Of all the lines in this data, how many include "enim"? Respond with the number only.

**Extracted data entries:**
**********

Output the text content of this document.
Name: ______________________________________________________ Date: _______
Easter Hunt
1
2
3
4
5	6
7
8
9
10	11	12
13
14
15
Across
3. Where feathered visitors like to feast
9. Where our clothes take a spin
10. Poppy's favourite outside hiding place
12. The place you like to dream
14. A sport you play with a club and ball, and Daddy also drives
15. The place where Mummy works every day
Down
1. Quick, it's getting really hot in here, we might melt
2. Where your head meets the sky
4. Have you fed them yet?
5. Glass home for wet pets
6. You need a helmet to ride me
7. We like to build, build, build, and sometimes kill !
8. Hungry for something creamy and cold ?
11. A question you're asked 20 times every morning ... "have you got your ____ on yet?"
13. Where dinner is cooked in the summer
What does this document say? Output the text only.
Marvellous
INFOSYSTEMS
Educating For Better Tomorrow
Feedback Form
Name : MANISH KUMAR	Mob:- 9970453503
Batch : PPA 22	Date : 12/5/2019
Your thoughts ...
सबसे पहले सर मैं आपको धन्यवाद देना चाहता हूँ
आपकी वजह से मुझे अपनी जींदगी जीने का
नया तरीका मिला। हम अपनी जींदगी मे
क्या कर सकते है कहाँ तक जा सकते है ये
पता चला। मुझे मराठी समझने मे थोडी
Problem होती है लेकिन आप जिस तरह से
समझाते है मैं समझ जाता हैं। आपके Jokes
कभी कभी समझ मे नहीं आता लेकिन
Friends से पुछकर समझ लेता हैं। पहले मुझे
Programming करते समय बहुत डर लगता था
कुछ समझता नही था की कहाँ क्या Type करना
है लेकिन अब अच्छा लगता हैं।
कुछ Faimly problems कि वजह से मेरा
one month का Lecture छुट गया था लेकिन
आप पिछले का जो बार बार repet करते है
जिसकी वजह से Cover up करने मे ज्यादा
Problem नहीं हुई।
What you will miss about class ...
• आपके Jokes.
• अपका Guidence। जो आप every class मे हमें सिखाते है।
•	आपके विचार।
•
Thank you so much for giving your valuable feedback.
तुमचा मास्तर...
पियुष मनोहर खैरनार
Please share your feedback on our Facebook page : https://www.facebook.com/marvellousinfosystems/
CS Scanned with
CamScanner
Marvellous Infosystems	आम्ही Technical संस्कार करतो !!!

**********

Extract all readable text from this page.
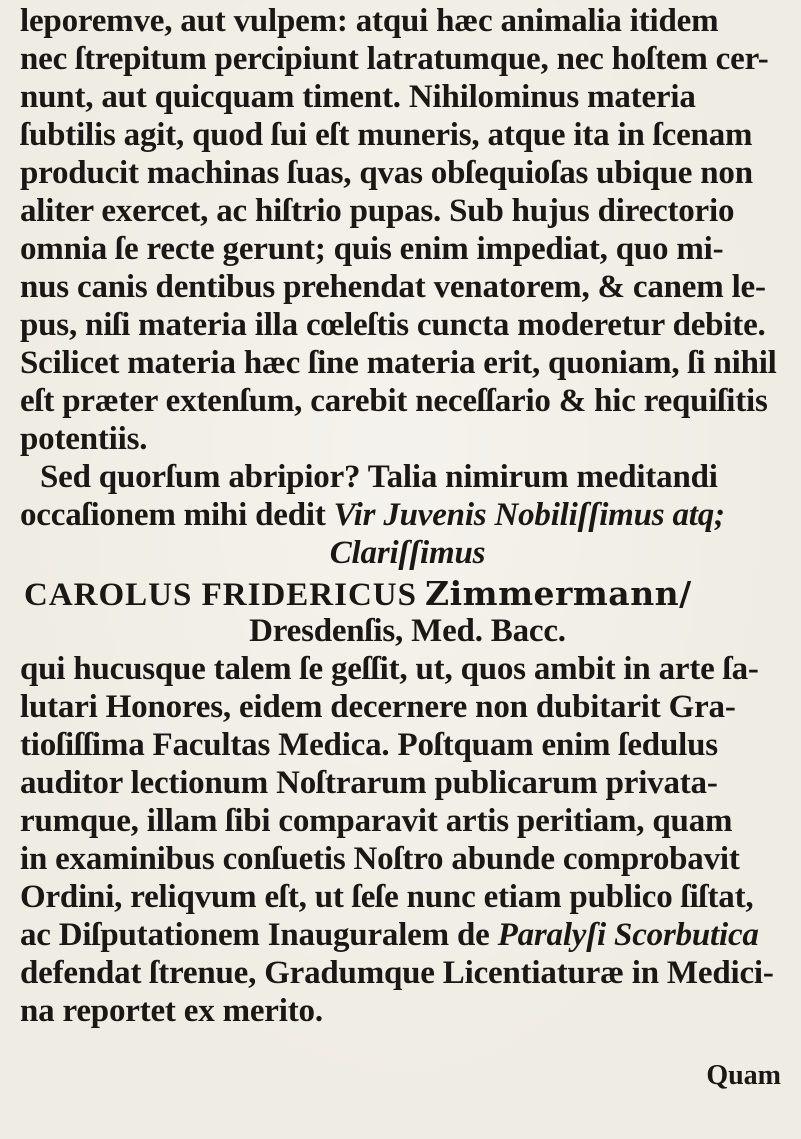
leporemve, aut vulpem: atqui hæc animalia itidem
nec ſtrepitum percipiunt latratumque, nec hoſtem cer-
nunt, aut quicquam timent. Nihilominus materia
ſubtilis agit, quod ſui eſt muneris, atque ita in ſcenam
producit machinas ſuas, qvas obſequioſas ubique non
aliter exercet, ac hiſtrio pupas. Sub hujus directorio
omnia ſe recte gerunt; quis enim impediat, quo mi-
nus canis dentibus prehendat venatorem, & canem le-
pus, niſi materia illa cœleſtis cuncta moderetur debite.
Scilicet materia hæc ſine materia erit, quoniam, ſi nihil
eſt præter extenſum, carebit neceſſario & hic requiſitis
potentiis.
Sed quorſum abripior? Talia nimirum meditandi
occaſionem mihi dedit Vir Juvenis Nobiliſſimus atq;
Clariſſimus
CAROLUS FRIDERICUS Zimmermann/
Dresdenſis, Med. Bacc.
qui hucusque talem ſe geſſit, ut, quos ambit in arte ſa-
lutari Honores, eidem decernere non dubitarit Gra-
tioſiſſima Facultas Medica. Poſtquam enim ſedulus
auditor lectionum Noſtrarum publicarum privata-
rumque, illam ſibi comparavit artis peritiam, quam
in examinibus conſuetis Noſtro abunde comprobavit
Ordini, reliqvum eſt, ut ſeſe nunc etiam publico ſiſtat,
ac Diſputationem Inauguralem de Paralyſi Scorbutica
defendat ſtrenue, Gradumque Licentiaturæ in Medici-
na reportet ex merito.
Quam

**********

**FULL SOLUTION:** 2